Your goal: Gather the lines below that include the string "İSVİÇRE", copying each in full.
— begin Source material —
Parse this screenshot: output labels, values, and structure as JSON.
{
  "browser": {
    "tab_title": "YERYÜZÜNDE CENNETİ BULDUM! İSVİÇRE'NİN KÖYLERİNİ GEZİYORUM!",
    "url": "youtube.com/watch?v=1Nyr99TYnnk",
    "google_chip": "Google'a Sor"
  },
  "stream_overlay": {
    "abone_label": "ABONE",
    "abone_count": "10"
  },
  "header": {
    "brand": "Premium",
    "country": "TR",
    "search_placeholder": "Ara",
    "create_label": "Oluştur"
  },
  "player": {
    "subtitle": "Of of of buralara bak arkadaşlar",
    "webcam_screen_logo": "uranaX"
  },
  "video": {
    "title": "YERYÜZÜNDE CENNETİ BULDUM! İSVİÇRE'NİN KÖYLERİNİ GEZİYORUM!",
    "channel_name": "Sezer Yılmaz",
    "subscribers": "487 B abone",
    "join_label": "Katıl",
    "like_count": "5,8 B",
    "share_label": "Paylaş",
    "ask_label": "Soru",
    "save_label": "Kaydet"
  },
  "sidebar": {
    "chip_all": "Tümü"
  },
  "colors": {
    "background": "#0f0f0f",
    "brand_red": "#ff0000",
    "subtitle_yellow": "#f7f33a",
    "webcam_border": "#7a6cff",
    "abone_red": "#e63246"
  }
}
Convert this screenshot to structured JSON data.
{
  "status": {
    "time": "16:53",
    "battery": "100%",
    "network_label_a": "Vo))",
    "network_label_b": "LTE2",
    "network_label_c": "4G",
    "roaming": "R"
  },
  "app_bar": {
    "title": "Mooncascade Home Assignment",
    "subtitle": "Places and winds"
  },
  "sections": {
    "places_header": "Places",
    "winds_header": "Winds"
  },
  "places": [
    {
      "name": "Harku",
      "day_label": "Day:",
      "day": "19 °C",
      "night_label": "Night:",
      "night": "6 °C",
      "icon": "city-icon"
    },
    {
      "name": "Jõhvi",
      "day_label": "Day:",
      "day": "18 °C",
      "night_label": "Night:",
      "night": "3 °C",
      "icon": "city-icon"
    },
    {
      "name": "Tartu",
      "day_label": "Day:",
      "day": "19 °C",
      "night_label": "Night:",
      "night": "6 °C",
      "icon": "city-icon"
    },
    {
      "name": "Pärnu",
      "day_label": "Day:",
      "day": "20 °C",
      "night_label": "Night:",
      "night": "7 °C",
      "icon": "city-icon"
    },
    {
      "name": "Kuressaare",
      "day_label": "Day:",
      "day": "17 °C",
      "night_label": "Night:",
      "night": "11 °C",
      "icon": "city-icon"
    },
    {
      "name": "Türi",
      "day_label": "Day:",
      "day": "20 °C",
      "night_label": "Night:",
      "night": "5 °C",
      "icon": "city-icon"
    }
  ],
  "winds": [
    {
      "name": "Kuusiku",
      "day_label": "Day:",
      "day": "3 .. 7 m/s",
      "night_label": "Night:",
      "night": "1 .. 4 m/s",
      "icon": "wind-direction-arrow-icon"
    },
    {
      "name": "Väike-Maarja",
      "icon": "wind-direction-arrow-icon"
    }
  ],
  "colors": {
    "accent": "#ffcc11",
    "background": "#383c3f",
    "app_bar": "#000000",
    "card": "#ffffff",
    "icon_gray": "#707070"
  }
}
— end Source material —
Task response:
    "tab_title": "YERYÜZÜNDE CENNETİ BULDUM! İSVİÇRE'NİN KÖYLERİNİ GEZİYORUM!",
    "title": "YERYÜZÜNDE CENNETİ BULDUM! İSVİÇRE'NİN KÖYLERİNİ GEZİYORUM!",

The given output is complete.